## [WHAT NEEDS TO BE DONE]
Transcribe the full listing below exactly.

BEGIN DATA IN THIS EXERCISE

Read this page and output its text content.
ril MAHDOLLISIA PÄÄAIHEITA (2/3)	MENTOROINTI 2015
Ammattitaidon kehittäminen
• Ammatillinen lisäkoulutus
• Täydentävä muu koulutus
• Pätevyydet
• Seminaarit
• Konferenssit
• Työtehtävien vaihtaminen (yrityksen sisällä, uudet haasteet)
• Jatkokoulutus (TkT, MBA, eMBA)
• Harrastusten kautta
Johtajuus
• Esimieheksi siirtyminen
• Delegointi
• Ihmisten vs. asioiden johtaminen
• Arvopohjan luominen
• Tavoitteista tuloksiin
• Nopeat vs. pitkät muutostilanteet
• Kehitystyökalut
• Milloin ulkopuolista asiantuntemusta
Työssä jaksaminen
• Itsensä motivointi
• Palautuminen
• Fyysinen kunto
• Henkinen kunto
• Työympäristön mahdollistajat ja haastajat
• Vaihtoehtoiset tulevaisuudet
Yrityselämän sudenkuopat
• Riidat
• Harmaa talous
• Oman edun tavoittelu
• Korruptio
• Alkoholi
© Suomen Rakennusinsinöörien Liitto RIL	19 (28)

END DATA IN THIS EXERCISE

## [PROBLEM SOLUTION]
Read this page and output its text content.
ril MAHDOLLISIA PÄÄAIHEITA (2/3)	MENTOROINTI 2015
Ammattitaidon kehittäminen
• Ammatillinen lisäkoulutus
• Täydentävä muu koulutus
• Pätevyydet
• Seminaarit
• Konferenssit
• Työtehtävien vaihtaminen (yrityksen sisällä, uudet haasteet)
• Jatkokoulutus (TkT, MBA, eMBA)
• Harrastusten kautta
Johtajuus
• Esimieheksi siirtyminen
• Delegointi
• Ihmisten vs. asioiden johtaminen
• Arvopohjan luominen
• Tavoitteista tuloksiin
• Nopeat vs. pitkät muutostilanteet
• Kehitystyökalut
• Milloin ulkopuolista asiantuntemusta
Työssä jaksaminen
• Itsensä motivointi
• Palautuminen
• Fyysinen kunto
• Henkinen kunto
• Työympäristön mahdollistajat ja haastajat
• Vaihtoehtoiset tulevaisuudet
Yrityselämän sudenkuopat
• Riidat
• Harmaa talous
• Oman edun tavoittelu
• Korruptio
• Alkoholi
© Suomen Rakennusinsinöörien Liitto RIL	19 (28)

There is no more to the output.